Set out each line from the following listing that includes the word "with".

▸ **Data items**
════════════════════

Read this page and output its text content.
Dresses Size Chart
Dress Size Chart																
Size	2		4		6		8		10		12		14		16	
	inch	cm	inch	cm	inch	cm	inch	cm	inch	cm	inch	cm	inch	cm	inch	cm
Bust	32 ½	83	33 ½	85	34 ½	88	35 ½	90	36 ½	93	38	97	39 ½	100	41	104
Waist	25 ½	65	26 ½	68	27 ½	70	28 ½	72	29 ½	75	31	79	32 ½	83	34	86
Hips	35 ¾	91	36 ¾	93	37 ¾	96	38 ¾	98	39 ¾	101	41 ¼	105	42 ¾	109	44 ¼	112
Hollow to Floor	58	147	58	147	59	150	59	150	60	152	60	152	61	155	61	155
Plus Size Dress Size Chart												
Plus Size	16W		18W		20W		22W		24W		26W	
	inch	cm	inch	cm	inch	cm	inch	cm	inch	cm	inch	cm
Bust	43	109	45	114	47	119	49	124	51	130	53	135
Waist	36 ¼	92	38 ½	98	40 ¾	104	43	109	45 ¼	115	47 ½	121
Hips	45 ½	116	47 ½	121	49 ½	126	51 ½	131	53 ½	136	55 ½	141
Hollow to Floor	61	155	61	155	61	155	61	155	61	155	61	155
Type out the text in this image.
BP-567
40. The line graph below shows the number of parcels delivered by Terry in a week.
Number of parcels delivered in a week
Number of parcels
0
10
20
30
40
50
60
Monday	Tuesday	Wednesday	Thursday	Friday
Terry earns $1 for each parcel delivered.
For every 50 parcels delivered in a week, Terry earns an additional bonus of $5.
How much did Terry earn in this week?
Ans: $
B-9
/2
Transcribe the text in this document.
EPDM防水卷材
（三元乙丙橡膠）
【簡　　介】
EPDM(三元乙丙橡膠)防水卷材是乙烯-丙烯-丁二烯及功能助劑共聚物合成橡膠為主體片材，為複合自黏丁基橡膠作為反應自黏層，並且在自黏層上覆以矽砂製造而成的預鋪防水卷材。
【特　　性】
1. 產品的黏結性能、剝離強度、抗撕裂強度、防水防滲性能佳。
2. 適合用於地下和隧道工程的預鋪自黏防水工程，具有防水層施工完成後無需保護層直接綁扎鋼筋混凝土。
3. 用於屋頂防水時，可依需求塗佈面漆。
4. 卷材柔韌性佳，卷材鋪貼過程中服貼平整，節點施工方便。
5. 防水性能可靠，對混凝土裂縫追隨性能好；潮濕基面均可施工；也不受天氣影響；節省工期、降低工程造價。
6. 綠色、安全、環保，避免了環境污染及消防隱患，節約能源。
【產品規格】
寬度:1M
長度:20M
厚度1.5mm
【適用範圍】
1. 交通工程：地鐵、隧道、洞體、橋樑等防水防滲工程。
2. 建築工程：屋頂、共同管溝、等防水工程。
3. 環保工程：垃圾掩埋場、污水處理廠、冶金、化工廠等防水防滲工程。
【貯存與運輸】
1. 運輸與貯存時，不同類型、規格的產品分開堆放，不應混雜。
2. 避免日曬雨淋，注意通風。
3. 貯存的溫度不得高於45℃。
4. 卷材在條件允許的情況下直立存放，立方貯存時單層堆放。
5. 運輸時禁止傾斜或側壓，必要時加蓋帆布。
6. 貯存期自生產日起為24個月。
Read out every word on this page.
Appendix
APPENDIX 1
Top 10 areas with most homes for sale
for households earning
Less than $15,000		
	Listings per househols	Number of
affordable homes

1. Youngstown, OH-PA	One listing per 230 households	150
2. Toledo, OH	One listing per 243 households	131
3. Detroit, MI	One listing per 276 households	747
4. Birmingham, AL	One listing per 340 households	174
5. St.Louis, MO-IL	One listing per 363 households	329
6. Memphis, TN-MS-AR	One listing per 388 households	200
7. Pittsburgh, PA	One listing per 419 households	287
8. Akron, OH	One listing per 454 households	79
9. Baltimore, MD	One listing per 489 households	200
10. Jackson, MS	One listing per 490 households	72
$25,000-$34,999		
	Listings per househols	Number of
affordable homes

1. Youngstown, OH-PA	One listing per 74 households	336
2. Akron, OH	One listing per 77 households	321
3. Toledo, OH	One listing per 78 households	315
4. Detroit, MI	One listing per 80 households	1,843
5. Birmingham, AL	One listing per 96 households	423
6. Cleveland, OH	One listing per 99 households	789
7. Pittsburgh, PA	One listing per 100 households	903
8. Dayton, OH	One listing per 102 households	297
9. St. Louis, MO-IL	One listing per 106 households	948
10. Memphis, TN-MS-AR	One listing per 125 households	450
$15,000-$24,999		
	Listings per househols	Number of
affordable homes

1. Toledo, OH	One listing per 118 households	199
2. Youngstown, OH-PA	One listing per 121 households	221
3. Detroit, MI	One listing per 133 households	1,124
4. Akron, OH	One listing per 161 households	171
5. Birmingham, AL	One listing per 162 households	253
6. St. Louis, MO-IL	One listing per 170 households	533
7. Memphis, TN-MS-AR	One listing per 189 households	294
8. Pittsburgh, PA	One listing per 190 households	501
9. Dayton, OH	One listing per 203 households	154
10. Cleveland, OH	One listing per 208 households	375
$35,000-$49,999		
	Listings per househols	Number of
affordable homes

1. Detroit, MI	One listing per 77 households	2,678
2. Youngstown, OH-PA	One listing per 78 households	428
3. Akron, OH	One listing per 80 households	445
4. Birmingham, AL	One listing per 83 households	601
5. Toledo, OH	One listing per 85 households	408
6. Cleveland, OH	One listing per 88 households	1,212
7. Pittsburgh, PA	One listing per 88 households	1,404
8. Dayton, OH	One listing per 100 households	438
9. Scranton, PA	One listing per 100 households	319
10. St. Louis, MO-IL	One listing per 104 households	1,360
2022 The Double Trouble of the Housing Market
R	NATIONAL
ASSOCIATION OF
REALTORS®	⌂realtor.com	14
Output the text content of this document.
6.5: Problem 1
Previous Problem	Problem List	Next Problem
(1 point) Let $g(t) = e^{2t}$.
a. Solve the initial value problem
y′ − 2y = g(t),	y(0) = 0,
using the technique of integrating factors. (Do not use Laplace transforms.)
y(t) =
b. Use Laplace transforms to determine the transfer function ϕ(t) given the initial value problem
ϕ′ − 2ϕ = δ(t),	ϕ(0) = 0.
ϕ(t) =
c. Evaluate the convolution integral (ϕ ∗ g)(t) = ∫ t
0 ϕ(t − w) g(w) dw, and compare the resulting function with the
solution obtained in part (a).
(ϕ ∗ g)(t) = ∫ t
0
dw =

════════════════════

▸ **Final result**
Top 10 areas with most homes for sale
0 ϕ(t − w) g(w) dw, and compare the resulting function with the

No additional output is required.